-- BEGIN Data to use --

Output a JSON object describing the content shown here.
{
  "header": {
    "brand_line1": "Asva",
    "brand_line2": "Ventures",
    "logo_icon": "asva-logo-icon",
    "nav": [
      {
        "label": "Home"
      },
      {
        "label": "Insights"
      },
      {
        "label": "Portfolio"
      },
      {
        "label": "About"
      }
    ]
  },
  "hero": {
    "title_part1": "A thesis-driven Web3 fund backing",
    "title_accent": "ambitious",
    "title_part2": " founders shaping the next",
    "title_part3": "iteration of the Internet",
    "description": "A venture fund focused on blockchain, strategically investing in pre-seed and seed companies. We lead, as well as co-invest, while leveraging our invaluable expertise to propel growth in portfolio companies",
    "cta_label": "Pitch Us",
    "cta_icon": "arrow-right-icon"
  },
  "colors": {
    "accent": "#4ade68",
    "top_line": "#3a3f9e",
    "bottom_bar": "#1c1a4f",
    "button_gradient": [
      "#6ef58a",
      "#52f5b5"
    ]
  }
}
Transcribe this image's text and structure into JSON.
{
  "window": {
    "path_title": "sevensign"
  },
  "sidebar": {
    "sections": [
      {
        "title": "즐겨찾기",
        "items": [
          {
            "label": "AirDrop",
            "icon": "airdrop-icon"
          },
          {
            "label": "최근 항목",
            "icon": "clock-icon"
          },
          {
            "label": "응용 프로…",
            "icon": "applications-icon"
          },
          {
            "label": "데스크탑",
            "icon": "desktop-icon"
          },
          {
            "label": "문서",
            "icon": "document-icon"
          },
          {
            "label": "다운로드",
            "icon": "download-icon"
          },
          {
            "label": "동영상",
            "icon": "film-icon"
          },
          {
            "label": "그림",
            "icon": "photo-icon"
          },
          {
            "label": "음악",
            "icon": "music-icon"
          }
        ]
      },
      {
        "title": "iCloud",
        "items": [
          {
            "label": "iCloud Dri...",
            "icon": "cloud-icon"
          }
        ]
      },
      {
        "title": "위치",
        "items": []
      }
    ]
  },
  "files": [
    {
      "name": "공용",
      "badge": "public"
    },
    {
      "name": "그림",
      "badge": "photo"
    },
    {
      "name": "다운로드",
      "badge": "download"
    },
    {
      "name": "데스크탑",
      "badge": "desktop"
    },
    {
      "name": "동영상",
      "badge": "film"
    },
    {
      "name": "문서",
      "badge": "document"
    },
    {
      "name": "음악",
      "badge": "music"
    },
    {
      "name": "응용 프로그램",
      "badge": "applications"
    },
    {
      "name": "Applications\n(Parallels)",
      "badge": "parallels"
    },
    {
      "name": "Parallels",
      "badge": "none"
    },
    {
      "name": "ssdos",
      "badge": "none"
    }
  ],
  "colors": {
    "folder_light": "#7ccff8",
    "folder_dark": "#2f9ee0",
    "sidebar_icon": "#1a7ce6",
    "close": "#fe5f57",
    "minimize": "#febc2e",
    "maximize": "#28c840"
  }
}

-- END Data to use --

▶ **Do this**
Reproduce all of the records exactly.

▶ **Complete output**
Output a JSON object describing the content shown here.
{
  "header": {
    "brand_line1": "Asva",
    "brand_line2": "Ventures",
    "logo_icon": "asva-logo-icon",
    "nav": [
      {
        "label": "Home"
      },
      {
        "label": "Insights"
      },
      {
        "label": "Portfolio"
      },
      {
        "label": "About"
      }
    ]
  },
  "hero": {
    "title_part1": "A thesis-driven Web3 fund backing",
    "title_accent": "ambitious",
    "title_part2": " founders shaping the next",
    "title_part3": "iteration of the Internet",
    "description": "A venture fund focused on blockchain, strategically investing in pre-seed and seed companies. We lead, as well as co-invest, while leveraging our invaluable expertise to propel growth in portfolio companies",
    "cta_label": "Pitch Us",
    "cta_icon": "arrow-right-icon"
  },
  "colors": {
    "accent": "#4ade68",
    "top_line": "#3a3f9e",
    "bottom_bar": "#1c1a4f",
    "button_gradient": [
      "#6ef58a",
      "#52f5b5"
    ]
  }
}
Transcribe this image's text and structure into JSON.
{
  "window": {
    "path_title": "sevensign"
  },
  "sidebar": {
    "sections": [
      {
        "title": "즐겨찾기",
        "items": [
          {
            "label": "AirDrop",
            "icon": "airdrop-icon"
          },
          {
            "label": "최근 항목",
            "icon": "clock-icon"
          },
          {
            "label": "응용 프로…",
            "icon": "applications-icon"
          },
          {
            "label": "데스크탑",
            "icon": "desktop-icon"
          },
          {
            "label": "문서",
            "icon": "document-icon"
          },
          {
            "label": "다운로드",
            "icon": "download-icon"
          },
          {
            "label": "동영상",
            "icon": "film-icon"
          },
          {
            "label": "그림",
            "icon": "photo-icon"
          },
          {
            "label": "음악",
            "icon": "music-icon"
          }
        ]
      },
      {
        "title": "iCloud",
        "items": [
          {
            "label": "iCloud Dri...",
            "icon": "cloud-icon"
          }
        ]
      },
      {
        "title": "위치",
        "items": []
      }
    ]
  },
  "files": [
    {
      "name": "공용",
      "badge": "public"
    },
    {
      "name": "그림",
      "badge": "photo"
    },
    {
      "name": "다운로드",
      "badge": "download"
    },
    {
      "name": "데스크탑",
      "badge": "desktop"
    },
    {
      "name": "동영상",
      "badge": "film"
    },
    {
      "name": "문서",
      "badge": "document"
    },
    {
      "name": "음악",
      "badge": "music"
    },
    {
      "name": "응용 프로그램",
      "badge": "applications"
    },
    {
      "name": "Applications\n(Parallels)",
      "badge": "parallels"
    },
    {
      "name": "Parallels",
      "badge": "none"
    },
    {
      "name": "ssdos",
      "badge": "none"
    }
  ],
  "colors": {
    "folder_light": "#7ccff8",
    "folder_dark": "#2f9ee0",
    "sidebar_icon": "#1a7ce6",
    "close": "#fe5f57",
    "minimize": "#febc2e",
    "maximize": "#28c840"
  }
}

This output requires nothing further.